**Input material**

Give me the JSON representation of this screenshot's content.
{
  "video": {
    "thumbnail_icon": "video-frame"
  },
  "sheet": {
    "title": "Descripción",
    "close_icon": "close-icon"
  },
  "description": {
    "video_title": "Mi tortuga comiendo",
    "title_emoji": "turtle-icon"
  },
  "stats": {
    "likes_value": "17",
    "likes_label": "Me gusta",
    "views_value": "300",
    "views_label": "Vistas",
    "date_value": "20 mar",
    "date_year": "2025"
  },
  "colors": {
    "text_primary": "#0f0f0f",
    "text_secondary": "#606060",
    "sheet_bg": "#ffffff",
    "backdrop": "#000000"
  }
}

**Brief**
All of the material above needs to be copied exactly.

**Worked solution**
Give me the JSON representation of this screenshot's content.
{
  "video": {
    "thumbnail_icon": "video-frame"
  },
  "sheet": {
    "title": "Descripción",
    "close_icon": "close-icon"
  },
  "description": {
    "video_title": "Mi tortuga comiendo",
    "title_emoji": "turtle-icon"
  },
  "stats": {
    "likes_value": "17",
    "likes_label": "Me gusta",
    "views_value": "300",
    "views_label": "Vistas",
    "date_value": "20 mar",
    "date_year": "2025"
  },
  "colors": {
    "text_primary": "#0f0f0f",
    "text_secondary": "#606060",
    "sheet_bg": "#ffffff",
    "backdrop": "#000000"
  }
}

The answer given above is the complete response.